# Buying a car from the US



## spirit (May 9, 2009)

My husband has a perfectly good Lexus 2005 430 with 130k. Bought it two years ago and happy with it. But a 2005 with 32k just showed up in town and we are lusting to part with some hard earned cash. It is a premium car for a premium price. I noticed that there are some exact same cars just over the US border. There are even a few with low mileage and a lot less money.:rolleyes2: Has anyone ever had a car shipped over the border? Was is worthwhile for $10000 difference in price? He would be willing to take a road trip but now is more inclined to keep the money in the bank:chuncky:if there is a lot of effort involved.


----------



## jamesbe (May 8, 2010)

It's not that hard.

Check riv.ca if the car is admissible.
Get recall letter from Toyota USA or a Toyota dealership indicating the car has all recalls complete (this is usually the most difficult part).
Buy car, get copy of ownership and recall letter sent to border 3 days before shipping car
Get car to border, pay taxes and duty and riv fee and A/C tax etc.

Go to Canadiantire and get a safety / RIV inspection done and register the car.


----------



## crazyjackcsa (Aug 8, 2010)

It's not hard, but it is convoluted. Jamesbe pretty much spelled it out for you.

I had one friend do it. First you have to find the car, most dealers won't sell to Canadians, then you have to buy the car, arrange to get it to the border, make sure it has all the safety features a Canadian car would, and taadaa.


----------



## bayview (Nov 6, 2011)

If the US sourced car is admissible in Canada - is its warranty automatically recognised by the Canadian dealership? I have been thinking, if I would to do it one day I would go or the most expensive car I can afford to justify the "trouble".


----------



## Sampson (Apr 3, 2009)

crazyjackcsa said:


> most dealers won't sell to Canadians


Not from what I've seen. Most US dealers cannot sell a car without first registering it to a US address - i.e. all cars meant to be sold in the US must be registered in the US at some point in its lifetime.

Task prompt: Decide whether each statement agrees with the forum thread above on buying a car from the US, giving yes or no and quoting the deciding words: (a) The first poster's husband bought his Lexus two years ago. (b) jamesbe calls the recall letter usually the easiest step. (c) Sampson agrees that most dealers won't sell to Canadians.

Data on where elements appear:
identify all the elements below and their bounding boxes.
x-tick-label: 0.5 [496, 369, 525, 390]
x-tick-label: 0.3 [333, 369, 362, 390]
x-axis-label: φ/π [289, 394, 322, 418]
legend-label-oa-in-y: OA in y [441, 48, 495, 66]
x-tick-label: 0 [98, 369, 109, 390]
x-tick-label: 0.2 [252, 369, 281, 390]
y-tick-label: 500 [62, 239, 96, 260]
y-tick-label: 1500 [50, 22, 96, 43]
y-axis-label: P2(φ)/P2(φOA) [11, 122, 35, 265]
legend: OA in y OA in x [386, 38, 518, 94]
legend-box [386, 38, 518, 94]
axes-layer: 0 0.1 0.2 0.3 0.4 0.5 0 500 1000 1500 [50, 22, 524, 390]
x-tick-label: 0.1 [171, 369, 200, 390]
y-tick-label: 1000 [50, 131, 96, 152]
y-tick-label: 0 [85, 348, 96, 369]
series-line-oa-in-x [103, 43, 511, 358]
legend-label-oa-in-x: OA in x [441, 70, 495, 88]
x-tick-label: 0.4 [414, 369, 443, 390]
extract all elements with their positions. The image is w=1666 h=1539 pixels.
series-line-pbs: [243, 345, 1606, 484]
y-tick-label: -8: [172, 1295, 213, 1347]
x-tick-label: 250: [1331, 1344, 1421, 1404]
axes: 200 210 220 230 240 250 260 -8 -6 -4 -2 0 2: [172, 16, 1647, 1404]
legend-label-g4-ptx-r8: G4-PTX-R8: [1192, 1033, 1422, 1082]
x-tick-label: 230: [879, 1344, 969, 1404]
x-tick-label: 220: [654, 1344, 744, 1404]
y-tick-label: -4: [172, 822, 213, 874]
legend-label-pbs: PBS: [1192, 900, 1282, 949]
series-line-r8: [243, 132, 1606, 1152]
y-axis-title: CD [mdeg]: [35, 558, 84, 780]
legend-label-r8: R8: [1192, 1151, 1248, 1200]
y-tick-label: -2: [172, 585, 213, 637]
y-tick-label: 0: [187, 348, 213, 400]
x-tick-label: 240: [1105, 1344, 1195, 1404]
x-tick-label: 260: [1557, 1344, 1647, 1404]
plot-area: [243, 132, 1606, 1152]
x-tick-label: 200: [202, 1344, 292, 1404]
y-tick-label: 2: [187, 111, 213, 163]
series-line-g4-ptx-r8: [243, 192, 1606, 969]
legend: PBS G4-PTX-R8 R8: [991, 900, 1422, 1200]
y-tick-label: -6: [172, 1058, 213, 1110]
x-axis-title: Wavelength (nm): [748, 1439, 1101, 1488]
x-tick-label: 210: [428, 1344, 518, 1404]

Solution for this problem:
(a) Yes: "Bought it two years ago and happy with it."
(b) No: "(this is usually the most difficult part)"
(c) No: "Not from what I've seen."